--- Begin ---

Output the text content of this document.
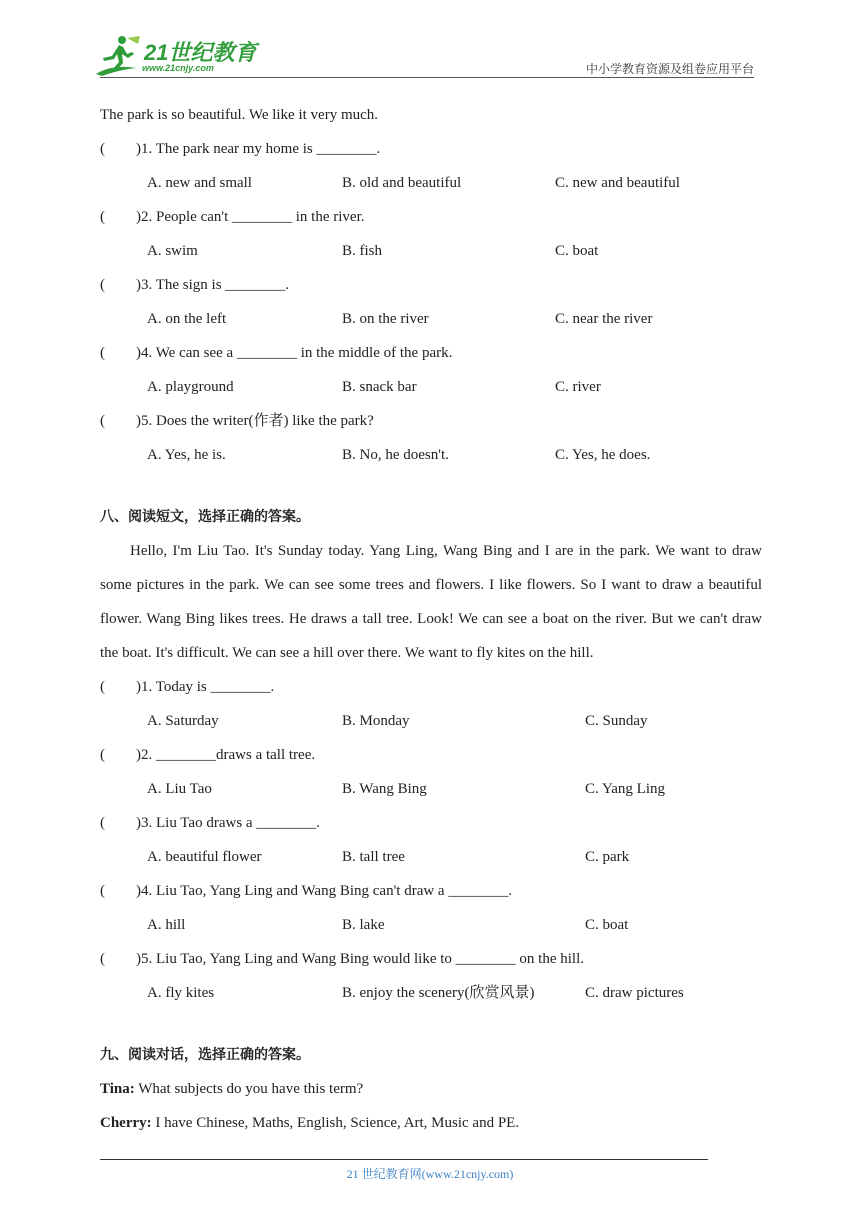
21世纪教育
www.21cnjy.com	中小学教育资源及组卷应用平台
The park is so beautiful. We like it very much.
( )1. The park near my home is ________.
A. new and small	B. old and beautiful	C. new and beautiful
( )2. People can't ________ in the river.
A. swim	B. fish	C. boat
( )3. The sign is ________.
A. on the left	B. on the river	C. near the river
( )4. We can see a ________ in the middle of the park.
A. playground	B. snack bar	C. river
( )5. Does the writer(作者) like the park?
A. Yes, he is.	B. No, he doesn't.	C. Yes, he does.
八、阅读短文，选择正确的答案。
Hello, I'm Liu Tao. It's Sunday today. Yang Ling, Wang Bing and I are in the park. We want to draw some pictures in the park. We can see some trees and flowers. I like flowers. So I want to draw a beautiful flower. Wang Bing likes trees. He draws a tall tree. Look! We can see a boat on the river. But we can't draw the boat. It's difficult. We can see a hill over there. We want to fly kites on the hill.
( )1. Today is ________.
A. Saturday	B. Monday	C. Sunday
( )2. ________draws a tall tree.
A. Liu Tao	B. Wang Bing	C. Yang Ling
( )3. Liu Tao draws a ________.
A. beautiful flower	B. tall tree	C. park
( )4. Liu Tao, Yang Ling and Wang Bing can't draw a ________.
A. hill	B. lake	C. boat
( )5. Liu Tao, Yang Ling and Wang Bing would like to ________ on the hill.
A. fly kites	B. enjoy the scenery(欣赏风景)	C. draw pictures
九、阅读对话，选择正确的答案。
Tina: What subjects do you have this term?
Cherry: I have Chinese, Maths, English, Science, Art, Music and PE.
21 世纪教育网(www.21cnjy.com)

--- End ---

## SET TASK
Your copy should match the records word for word, with the pictures removed.

## RESULT FOR THIS TASK
Output the text content of this document.
21世纪教育
www.21cnjy.com	中小学教育资源及组卷应用平台
The park is so beautiful. We like it very much.
( )1. The park near my home is ________.
A. new and small	B. old and beautiful	C. new and beautiful
( )2. People can't ________ in the river.
A. swim	B. fish	C. boat
( )3. The sign is ________.
A. on the left	B. on the river	C. near the river
( )4. We can see a ________ in the middle of the park.
A. playground	B. snack bar	C. river
( )5. Does the writer(作者) like the park?
A. Yes, he is.	B. No, he doesn't.	C. Yes, he does.
八、阅读短文，选择正确的答案。
Hello, I'm Liu Tao. It's Sunday today. Yang Ling, Wang Bing and I are in the park. We want to draw some pictures in the park. We can see some trees and flowers. I like flowers. So I want to draw a beautiful flower. Wang Bing likes trees. He draws a tall tree. Look! We can see a boat on the river. But we can't draw the boat. It's difficult. We can see a hill over there. We want to fly kites on the hill.
( )1. Today is ________.
A. Saturday	B. Monday	C. Sunday
( )2. ________draws a tall tree.
A. Liu Tao	B. Wang Bing	C. Yang Ling
( )3. Liu Tao draws a ________.
A. beautiful flower	B. tall tree	C. park
( )4. Liu Tao, Yang Ling and Wang Bing can't draw a ________.
A. hill	B. lake	C. boat
( )5. Liu Tao, Yang Ling and Wang Bing would like to ________ on the hill.
A. fly kites	B. enjoy the scenery(欣赏风景)	C. draw pictures
九、阅读对话，选择正确的答案。
Tina: What subjects do you have this term?
Cherry: I have Chinese, Maths, English, Science, Art, Music and PE.
21 世纪教育网(www.21cnjy.com)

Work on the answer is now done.